— Instructions for the task —
Extract, from the listing that follows, each line containing the word "title".

— Figure record listings —

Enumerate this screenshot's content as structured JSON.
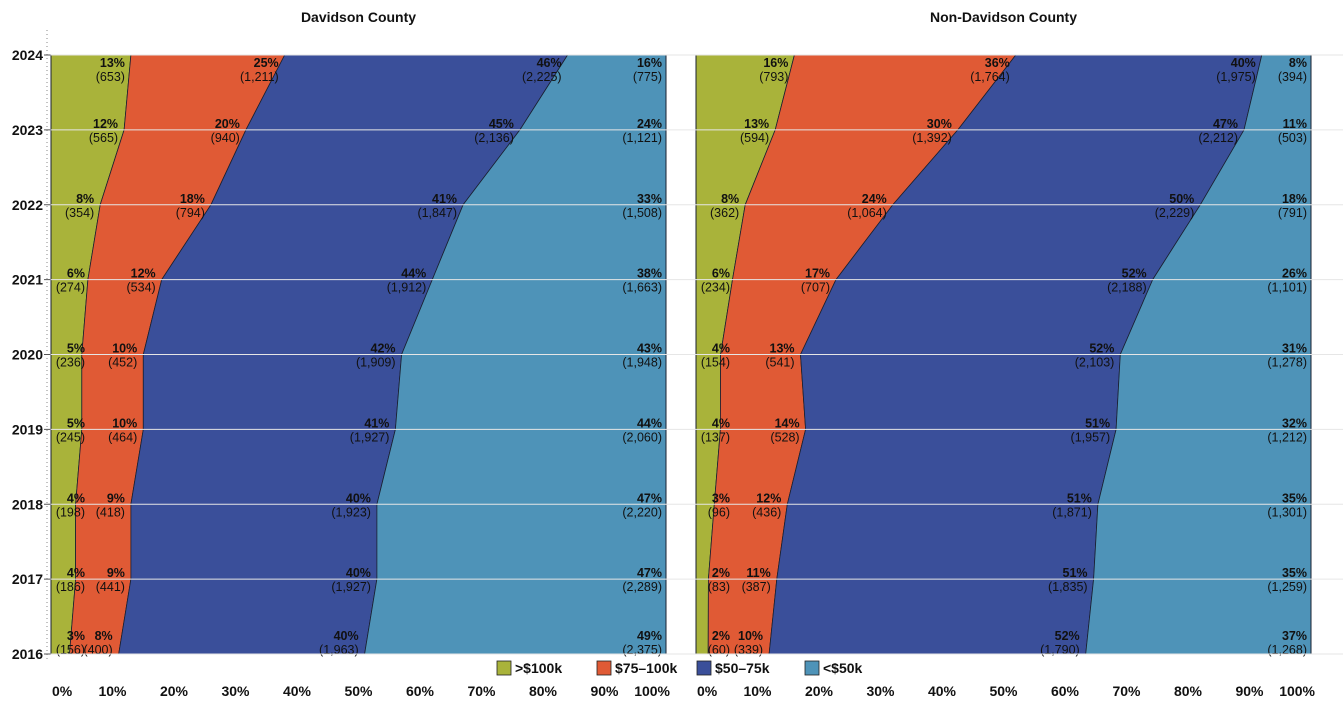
{
  "colors": {
    "gt100k": "#a9b33a",
    "r75_100k": "#e05a35",
    "r50_75k": "#3a4f9a",
    "lt50k": "#4e93b8",
    "outline": "#1a2030",
    "grid": "#e6e6e6"
  },
  "legend": {
    "items": [
      {
        "key": "gt100k",
        "label": ">$100k"
      },
      {
        "key": "r75_100k",
        "label": "$75–100k"
      },
      {
        "key": "r50_75k",
        "label": "$50–75k"
      },
      {
        "key": "lt50k",
        "label": "<$50k"
      }
    ],
    "placement": "bottom-center"
  },
  "chart_data": [
    {
      "type": "area",
      "orientation": "horizontal-stacked-100",
      "title": "Davidson County",
      "y": [
        2016,
        2017,
        2018,
        2019,
        2020,
        2021,
        2022,
        2023,
        2024
      ],
      "x_ticks": [
        "0%",
        "10%",
        "20%",
        "30%",
        "40%",
        "50%",
        "60%",
        "70%",
        "80%",
        "90%",
        "100%"
      ],
      "series": [
        {
          "name": ">$100k",
          "key": "gt100k",
          "pct": [
            3,
            4,
            4,
            5,
            5,
            6,
            8,
            12,
            13
          ],
          "pct_labels": [
            "3%",
            "4%",
            "4%",
            "5%",
            "5%",
            "6%",
            "8%",
            "12%",
            "13%"
          ],
          "counts": [
            "(156)",
            "(186)",
            "(198)",
            "(245)",
            "(236)",
            "(274)",
            "(354)",
            "(565)",
            "(653)"
          ]
        },
        {
          "name": "$75–100k",
          "key": "r75_100k",
          "pct": [
            8,
            9,
            9,
            10,
            10,
            12,
            18,
            20,
            25
          ],
          "pct_labels": [
            "8%",
            "9%",
            "9%",
            "10%",
            "10%",
            "12%",
            "18%",
            "20%",
            "25%"
          ],
          "counts": [
            "(400)",
            "(441)",
            "(418)",
            "(464)",
            "(452)",
            "(534)",
            "(794)",
            "(940)",
            "(1,211)"
          ]
        },
        {
          "name": "$50–75k",
          "key": "r50_75k",
          "pct": [
            40,
            40,
            40,
            41,
            42,
            44,
            41,
            45,
            46
          ],
          "pct_labels": [
            "40%",
            "40%",
            "40%",
            "41%",
            "42%",
            "44%",
            "41%",
            "45%",
            "46%"
          ],
          "counts": [
            "(1,963)",
            "(1,927)",
            "(1,923)",
            "(1,927)",
            "(1,909)",
            "(1,912)",
            "(1,847)",
            "(2,136)",
            "(2,225)"
          ]
        },
        {
          "name": "<$50k",
          "key": "lt50k",
          "pct": [
            49,
            47,
            47,
            44,
            43,
            38,
            33,
            24,
            16
          ],
          "pct_labels": [
            "49%",
            "47%",
            "47%",
            "44%",
            "43%",
            "38%",
            "33%",
            "24%",
            "16%"
          ],
          "counts": [
            "(2,375)",
            "(2,289)",
            "(2,220)",
            "(2,060)",
            "(1,948)",
            "(1,663)",
            "(1,508)",
            "(1,121)",
            "(775)"
          ]
        }
      ]
    },
    {
      "type": "area",
      "orientation": "horizontal-stacked-100",
      "title": "Non-Davidson County",
      "y": [
        2016,
        2017,
        2018,
        2019,
        2020,
        2021,
        2022,
        2023,
        2024
      ],
      "x_ticks": [
        "0%",
        "10%",
        "20%",
        "30%",
        "40%",
        "50%",
        "60%",
        "70%",
        "80%",
        "90%",
        "100%"
      ],
      "series": [
        {
          "name": ">$100k",
          "key": "gt100k",
          "pct": [
            2,
            2,
            3,
            4,
            4,
            6,
            8,
            13,
            16
          ],
          "pct_labels": [
            "2%",
            "2%",
            "3%",
            "4%",
            "4%",
            "6%",
            "8%",
            "13%",
            "16%"
          ],
          "counts": [
            "(60)",
            "(83)",
            "(96)",
            "(137)",
            "(154)",
            "(234)",
            "(362)",
            "(594)",
            "(793)"
          ]
        },
        {
          "name": "$75–100k",
          "key": "r75_100k",
          "pct": [
            10,
            11,
            12,
            14,
            13,
            17,
            24,
            30,
            36
          ],
          "pct_labels": [
            "10%",
            "11%",
            "12%",
            "14%",
            "13%",
            "17%",
            "24%",
            "30%",
            "36%"
          ],
          "counts": [
            "(339)",
            "(387)",
            "(436)",
            "(528)",
            "(541)",
            "(707)",
            "(1,064)",
            "(1,392)",
            "(1,764)"
          ]
        },
        {
          "name": "$50–75k",
          "key": "r50_75k",
          "pct": [
            52,
            51,
            51,
            51,
            52,
            52,
            50,
            47,
            40
          ],
          "pct_labels": [
            "52%",
            "51%",
            "51%",
            "51%",
            "52%",
            "52%",
            "50%",
            "47%",
            "40%"
          ],
          "counts": [
            "(1,790)",
            "(1,835)",
            "(1,871)",
            "(1,957)",
            "(2,103)",
            "(2,188)",
            "(2,229)",
            "(2,212)",
            "(1,975)"
          ]
        },
        {
          "name": "<$50k",
          "key": "lt50k",
          "pct": [
            37,
            35,
            35,
            32,
            31,
            26,
            18,
            11,
            8
          ],
          "pct_labels": [
            "37%",
            "35%",
            "35%",
            "32%",
            "31%",
            "26%",
            "18%",
            "11%",
            "8%"
          ],
          "counts": [
            "(1,268)",
            "(1,259)",
            "(1,301)",
            "(1,212)",
            "(1,278)",
            "(1,101)",
            "(791)",
            "(503)",
            "(394)"
          ]
        }
      ]
    }
  ]
}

— Task solution —
      "title": "Davidson County",
      "title": "Non-Davidson County",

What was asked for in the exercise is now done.